Dataset items:
+ + +
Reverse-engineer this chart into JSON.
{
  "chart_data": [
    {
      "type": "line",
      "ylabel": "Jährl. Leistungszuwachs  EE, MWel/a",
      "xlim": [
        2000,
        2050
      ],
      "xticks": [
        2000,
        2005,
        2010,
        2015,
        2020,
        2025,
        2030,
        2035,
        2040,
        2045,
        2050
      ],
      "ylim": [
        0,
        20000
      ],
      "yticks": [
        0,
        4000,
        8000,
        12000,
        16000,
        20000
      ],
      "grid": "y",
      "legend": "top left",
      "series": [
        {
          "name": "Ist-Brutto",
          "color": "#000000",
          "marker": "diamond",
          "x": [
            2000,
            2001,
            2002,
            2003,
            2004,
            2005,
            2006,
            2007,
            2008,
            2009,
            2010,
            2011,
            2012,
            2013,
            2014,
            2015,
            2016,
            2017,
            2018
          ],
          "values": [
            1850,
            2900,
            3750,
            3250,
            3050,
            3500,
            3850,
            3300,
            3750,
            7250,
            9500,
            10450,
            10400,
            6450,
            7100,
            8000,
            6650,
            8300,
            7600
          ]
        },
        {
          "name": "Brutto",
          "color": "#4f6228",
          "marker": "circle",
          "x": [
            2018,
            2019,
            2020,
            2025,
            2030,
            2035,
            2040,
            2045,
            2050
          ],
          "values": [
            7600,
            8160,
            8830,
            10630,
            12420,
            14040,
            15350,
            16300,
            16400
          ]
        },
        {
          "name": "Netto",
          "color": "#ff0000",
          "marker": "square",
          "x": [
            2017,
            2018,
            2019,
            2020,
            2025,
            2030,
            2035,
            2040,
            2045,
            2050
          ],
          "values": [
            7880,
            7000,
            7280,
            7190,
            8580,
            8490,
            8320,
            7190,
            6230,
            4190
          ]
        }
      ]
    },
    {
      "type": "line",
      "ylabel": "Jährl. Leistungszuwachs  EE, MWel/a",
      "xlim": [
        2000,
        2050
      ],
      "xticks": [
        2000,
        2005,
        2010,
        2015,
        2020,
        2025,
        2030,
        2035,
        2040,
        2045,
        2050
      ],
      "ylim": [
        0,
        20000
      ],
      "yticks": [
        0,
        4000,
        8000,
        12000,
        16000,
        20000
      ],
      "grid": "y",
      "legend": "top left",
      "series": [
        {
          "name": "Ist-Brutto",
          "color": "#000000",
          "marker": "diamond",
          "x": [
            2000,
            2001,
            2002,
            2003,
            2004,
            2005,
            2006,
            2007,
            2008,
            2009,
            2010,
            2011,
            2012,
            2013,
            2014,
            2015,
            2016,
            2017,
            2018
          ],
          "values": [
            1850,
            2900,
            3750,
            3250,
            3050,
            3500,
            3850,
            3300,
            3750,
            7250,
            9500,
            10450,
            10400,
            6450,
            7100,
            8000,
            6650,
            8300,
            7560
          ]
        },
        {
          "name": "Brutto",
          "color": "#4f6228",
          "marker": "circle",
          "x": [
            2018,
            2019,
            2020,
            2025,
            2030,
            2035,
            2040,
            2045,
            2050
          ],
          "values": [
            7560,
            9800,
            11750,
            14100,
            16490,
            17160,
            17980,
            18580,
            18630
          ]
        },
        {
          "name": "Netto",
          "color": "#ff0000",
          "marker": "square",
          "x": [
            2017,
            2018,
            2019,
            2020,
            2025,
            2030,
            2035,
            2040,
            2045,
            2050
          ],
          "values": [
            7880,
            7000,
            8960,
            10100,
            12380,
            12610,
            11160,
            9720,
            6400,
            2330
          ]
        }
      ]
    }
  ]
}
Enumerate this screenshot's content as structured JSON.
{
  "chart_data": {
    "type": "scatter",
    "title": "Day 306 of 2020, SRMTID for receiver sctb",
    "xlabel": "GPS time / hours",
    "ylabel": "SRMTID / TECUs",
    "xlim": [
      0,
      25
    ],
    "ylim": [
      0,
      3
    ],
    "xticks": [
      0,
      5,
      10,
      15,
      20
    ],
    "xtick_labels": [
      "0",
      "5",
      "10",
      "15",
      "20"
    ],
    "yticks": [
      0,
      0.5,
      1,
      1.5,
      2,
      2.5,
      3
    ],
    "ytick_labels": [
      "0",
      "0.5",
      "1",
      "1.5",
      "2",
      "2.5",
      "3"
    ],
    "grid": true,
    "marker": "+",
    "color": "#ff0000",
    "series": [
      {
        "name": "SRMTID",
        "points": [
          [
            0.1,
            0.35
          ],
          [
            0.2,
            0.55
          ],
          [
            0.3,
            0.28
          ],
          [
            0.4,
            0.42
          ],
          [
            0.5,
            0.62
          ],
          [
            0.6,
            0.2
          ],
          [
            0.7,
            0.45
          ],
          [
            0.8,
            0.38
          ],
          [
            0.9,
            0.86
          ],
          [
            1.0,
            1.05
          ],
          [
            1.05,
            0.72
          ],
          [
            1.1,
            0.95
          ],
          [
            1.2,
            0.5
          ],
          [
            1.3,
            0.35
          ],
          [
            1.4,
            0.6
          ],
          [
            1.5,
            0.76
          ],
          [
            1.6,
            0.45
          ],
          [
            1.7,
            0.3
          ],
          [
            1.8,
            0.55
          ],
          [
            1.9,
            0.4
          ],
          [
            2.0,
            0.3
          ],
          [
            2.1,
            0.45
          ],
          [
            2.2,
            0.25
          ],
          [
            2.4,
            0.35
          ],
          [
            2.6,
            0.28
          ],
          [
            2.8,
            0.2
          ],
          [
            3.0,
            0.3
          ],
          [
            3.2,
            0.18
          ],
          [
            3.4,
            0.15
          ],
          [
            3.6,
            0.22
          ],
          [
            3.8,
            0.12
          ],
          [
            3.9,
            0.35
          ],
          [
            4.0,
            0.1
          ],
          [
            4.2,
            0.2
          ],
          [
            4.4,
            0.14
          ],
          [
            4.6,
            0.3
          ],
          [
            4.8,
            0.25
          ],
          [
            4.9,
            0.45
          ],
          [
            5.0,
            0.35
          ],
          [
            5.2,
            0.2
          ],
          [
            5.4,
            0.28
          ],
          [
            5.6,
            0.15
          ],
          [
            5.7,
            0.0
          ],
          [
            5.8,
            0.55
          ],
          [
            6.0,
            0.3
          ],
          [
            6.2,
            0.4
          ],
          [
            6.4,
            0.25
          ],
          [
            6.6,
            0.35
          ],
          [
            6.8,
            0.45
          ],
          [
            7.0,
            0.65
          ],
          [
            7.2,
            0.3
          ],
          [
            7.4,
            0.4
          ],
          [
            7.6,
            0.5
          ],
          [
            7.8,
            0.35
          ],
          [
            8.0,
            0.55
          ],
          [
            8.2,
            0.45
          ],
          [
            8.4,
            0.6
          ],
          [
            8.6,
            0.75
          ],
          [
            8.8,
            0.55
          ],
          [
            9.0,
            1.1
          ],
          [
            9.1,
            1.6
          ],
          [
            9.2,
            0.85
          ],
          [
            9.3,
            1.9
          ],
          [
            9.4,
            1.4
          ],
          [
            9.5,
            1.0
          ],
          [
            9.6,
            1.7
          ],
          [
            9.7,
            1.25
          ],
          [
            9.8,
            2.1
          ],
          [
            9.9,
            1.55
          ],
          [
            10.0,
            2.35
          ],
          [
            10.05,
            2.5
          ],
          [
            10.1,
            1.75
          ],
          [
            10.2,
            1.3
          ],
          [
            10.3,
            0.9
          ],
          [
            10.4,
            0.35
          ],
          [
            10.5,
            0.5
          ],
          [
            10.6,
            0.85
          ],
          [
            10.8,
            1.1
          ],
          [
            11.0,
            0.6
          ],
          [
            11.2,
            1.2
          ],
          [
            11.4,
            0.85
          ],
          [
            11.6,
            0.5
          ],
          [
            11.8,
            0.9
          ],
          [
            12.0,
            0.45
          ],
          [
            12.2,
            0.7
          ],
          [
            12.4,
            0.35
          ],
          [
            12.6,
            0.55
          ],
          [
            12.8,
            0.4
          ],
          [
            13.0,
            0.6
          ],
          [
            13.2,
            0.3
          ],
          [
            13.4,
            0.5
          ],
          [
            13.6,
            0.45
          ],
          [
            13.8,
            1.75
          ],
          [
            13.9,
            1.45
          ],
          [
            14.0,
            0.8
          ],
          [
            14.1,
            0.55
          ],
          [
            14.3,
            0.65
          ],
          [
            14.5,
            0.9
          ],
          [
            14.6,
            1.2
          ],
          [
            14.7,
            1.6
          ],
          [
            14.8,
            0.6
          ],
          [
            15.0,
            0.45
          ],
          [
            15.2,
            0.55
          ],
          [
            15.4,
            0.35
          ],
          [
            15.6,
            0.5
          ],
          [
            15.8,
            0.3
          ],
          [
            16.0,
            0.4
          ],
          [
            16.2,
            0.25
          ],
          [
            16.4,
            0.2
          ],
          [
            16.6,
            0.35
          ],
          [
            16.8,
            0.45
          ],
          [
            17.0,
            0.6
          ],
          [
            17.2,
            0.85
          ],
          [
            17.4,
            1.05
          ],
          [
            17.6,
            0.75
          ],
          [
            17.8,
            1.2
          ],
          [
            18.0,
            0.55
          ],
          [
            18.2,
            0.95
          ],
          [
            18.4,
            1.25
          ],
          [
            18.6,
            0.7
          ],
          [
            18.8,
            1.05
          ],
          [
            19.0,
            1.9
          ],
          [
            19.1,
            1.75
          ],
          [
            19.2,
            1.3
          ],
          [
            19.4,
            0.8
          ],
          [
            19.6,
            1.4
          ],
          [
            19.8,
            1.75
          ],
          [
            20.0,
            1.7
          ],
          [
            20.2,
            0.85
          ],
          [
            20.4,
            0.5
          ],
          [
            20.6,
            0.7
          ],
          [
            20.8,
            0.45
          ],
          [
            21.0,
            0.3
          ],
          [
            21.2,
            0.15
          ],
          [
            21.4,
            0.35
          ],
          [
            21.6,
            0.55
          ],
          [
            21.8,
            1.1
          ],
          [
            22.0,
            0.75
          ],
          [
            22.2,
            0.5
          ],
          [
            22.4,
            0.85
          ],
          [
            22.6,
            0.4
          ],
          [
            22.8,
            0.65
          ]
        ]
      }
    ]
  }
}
+ + +
**YOUR GOAL**
Across the material above, how many lines include the string "this"? Only the number is wanted.

**FINISHED EXERCISE**
2